• Work to do
Identify all lines below that hold "watermark" and collect them.

#### Supplied information ####

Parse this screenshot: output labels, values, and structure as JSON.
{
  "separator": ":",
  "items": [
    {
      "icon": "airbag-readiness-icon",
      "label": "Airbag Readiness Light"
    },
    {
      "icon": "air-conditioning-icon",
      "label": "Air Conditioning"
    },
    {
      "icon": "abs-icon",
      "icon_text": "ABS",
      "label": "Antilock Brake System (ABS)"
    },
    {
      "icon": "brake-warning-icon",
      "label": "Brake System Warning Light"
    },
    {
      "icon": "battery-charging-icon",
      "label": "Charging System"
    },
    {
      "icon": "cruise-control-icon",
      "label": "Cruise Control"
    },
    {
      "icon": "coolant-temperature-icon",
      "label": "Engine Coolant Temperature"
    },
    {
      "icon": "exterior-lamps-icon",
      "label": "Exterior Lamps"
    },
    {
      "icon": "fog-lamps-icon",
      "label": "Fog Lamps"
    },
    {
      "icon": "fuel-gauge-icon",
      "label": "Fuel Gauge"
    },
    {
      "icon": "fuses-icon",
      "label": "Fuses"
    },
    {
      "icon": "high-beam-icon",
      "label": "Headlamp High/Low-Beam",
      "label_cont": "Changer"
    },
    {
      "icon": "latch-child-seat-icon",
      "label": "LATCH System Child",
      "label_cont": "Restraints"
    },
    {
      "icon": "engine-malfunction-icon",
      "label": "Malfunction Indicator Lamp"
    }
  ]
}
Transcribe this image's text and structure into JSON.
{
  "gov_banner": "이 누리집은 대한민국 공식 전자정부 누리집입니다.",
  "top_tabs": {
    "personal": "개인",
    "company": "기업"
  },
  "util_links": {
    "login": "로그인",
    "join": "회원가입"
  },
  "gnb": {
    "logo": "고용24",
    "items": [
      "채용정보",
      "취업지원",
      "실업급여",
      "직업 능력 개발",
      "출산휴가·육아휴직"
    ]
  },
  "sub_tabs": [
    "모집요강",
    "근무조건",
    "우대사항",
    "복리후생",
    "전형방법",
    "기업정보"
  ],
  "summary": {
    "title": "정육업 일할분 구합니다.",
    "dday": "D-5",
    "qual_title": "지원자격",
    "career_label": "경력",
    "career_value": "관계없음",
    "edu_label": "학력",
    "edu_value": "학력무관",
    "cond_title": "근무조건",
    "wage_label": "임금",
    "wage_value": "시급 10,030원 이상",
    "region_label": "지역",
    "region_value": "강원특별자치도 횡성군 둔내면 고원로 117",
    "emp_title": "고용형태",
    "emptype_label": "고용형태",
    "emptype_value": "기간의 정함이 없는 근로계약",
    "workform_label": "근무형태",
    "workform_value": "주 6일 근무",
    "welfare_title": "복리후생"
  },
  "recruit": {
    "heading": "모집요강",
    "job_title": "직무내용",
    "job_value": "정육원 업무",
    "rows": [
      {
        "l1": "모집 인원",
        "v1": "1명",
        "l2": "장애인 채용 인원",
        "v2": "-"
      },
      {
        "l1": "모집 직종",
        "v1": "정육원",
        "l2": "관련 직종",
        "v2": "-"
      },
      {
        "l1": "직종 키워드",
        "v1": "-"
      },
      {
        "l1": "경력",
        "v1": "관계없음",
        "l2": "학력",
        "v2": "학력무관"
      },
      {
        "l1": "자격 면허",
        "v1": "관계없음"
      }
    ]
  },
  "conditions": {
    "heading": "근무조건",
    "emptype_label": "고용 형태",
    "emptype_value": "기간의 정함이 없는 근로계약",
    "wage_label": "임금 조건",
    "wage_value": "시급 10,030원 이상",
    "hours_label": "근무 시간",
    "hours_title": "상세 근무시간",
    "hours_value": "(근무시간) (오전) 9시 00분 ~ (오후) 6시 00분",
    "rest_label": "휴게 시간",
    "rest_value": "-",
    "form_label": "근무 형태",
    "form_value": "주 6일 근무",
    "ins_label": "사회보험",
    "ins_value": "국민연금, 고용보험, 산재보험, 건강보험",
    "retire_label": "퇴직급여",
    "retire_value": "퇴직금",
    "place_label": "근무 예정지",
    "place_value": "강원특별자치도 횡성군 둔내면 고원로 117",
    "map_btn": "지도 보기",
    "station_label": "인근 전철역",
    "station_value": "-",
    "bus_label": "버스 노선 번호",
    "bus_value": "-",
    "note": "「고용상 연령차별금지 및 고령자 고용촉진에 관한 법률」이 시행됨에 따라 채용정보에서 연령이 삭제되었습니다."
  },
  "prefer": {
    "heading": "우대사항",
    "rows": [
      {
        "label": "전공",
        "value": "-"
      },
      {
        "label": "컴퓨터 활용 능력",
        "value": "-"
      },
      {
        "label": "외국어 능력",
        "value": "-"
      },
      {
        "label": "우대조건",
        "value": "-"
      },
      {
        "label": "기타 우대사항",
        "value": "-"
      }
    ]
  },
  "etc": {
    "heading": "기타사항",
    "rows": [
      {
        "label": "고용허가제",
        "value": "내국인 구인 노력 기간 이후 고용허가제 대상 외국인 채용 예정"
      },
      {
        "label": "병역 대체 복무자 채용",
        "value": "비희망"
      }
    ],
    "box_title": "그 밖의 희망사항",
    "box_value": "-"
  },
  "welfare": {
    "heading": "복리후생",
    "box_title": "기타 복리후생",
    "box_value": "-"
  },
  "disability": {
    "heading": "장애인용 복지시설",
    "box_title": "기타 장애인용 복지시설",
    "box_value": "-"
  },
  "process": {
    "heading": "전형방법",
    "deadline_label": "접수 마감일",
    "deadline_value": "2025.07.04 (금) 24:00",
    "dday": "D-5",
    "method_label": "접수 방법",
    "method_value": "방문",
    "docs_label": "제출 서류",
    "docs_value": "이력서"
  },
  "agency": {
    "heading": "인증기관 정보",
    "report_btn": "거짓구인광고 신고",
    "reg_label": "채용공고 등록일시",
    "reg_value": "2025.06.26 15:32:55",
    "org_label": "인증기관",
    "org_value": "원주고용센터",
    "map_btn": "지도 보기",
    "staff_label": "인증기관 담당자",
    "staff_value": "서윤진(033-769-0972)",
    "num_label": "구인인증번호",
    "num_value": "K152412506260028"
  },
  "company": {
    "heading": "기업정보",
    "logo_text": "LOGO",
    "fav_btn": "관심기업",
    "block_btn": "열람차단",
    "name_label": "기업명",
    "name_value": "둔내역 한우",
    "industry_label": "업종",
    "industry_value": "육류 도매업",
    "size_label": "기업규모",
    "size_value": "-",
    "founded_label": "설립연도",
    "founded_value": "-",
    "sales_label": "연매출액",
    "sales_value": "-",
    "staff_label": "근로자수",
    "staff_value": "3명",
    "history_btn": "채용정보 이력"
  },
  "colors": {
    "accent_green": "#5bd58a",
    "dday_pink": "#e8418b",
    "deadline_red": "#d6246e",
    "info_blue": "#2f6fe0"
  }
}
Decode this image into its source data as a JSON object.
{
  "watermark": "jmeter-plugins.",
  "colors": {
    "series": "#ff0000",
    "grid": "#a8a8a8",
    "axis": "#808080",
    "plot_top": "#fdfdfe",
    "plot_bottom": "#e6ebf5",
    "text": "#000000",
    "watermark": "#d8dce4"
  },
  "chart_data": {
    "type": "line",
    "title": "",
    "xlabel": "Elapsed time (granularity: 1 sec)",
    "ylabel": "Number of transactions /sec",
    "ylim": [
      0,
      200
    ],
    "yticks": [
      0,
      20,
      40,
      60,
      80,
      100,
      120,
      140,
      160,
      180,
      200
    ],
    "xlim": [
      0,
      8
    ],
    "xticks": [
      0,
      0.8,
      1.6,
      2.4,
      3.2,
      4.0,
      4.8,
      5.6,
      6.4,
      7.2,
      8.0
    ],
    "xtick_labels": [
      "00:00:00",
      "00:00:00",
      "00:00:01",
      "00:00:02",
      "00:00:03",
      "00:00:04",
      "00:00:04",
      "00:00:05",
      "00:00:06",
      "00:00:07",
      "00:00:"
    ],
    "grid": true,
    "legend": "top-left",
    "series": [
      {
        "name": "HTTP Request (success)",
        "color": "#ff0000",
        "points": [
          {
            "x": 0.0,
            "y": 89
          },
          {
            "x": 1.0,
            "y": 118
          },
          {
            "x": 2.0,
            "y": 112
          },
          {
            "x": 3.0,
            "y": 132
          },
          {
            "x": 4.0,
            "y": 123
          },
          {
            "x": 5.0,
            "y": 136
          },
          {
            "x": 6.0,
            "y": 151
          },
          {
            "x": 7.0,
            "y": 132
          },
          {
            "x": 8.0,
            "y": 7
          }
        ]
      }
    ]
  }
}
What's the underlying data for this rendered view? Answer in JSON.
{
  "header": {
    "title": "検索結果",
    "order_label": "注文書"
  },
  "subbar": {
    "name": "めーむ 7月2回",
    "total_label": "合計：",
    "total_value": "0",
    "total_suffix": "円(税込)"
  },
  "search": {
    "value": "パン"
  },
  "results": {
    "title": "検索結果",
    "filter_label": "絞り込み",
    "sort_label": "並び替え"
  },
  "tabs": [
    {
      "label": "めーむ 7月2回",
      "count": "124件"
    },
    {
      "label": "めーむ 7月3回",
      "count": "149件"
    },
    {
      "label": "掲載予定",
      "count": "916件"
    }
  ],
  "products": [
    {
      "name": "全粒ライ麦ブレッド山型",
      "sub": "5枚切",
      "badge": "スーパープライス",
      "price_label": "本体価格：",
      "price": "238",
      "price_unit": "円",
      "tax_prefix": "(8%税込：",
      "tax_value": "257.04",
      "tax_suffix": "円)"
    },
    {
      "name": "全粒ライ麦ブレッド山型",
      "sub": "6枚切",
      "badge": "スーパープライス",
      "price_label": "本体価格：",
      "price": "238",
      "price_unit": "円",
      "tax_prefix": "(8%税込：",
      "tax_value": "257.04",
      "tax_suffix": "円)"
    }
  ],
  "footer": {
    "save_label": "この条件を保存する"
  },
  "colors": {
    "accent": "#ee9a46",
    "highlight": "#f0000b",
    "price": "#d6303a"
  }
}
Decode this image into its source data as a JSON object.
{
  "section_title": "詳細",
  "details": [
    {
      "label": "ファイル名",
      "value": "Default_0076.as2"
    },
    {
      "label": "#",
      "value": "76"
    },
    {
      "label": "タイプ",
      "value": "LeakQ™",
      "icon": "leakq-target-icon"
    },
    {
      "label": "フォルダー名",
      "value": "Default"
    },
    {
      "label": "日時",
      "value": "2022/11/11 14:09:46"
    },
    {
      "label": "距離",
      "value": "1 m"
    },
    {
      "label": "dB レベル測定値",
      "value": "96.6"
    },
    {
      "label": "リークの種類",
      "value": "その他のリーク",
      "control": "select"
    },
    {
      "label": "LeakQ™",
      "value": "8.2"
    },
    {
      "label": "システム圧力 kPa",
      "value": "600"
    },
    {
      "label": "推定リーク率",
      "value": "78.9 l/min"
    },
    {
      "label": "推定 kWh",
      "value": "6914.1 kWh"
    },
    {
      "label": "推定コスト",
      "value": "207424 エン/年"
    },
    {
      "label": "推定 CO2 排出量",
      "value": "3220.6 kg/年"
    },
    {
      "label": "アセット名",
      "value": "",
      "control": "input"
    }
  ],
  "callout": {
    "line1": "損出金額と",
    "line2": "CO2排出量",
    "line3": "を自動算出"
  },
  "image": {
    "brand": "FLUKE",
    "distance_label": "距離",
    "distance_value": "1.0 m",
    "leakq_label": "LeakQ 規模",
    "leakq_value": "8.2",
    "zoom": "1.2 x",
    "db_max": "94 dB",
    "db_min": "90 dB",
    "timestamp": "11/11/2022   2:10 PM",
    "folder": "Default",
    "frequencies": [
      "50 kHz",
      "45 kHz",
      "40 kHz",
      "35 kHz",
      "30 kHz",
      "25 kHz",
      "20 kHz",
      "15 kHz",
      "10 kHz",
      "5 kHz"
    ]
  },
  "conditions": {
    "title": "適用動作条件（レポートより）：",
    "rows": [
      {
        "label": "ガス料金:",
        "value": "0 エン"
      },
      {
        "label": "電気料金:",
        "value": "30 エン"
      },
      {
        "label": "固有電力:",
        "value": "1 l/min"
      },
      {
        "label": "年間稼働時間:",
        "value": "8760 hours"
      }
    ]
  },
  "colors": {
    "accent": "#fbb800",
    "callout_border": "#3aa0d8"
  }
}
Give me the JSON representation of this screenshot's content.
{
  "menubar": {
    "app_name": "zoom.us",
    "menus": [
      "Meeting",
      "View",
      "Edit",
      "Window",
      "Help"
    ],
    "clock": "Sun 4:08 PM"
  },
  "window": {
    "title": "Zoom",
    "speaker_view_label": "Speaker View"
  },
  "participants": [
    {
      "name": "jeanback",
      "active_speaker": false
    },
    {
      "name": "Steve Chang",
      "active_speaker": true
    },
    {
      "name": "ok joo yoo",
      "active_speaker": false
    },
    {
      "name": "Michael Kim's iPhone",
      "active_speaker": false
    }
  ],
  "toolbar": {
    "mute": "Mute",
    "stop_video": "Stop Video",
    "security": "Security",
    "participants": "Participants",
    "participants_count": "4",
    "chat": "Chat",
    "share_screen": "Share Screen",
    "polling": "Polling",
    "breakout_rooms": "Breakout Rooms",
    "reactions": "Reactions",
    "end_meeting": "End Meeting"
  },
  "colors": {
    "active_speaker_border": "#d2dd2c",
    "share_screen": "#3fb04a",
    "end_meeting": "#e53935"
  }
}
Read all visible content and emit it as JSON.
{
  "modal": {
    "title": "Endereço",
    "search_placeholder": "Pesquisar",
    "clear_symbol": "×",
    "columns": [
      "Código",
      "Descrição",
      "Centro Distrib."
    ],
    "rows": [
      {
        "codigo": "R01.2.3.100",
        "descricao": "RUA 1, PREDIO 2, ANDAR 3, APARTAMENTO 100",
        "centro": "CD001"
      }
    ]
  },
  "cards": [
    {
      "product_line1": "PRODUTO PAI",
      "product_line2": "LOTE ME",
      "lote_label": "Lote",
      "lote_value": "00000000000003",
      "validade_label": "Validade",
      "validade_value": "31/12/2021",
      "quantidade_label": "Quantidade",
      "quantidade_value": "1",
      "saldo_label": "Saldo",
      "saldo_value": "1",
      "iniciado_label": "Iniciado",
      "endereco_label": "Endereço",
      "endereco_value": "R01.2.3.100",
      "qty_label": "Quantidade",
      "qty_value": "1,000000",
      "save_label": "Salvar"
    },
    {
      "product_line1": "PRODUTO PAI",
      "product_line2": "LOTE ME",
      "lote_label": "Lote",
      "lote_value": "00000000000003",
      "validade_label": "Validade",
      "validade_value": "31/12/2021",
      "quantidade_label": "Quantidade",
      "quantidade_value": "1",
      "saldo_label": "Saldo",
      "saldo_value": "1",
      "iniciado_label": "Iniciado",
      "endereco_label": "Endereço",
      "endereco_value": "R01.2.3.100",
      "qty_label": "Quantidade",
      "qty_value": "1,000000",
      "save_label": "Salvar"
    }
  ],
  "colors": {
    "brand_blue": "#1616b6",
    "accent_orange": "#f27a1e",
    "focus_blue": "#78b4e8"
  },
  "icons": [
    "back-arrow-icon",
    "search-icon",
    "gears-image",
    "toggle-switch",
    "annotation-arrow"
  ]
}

####

• Problem solution
  "watermark": "jmeter-plugins.",
    "watermark": "#d8dce4"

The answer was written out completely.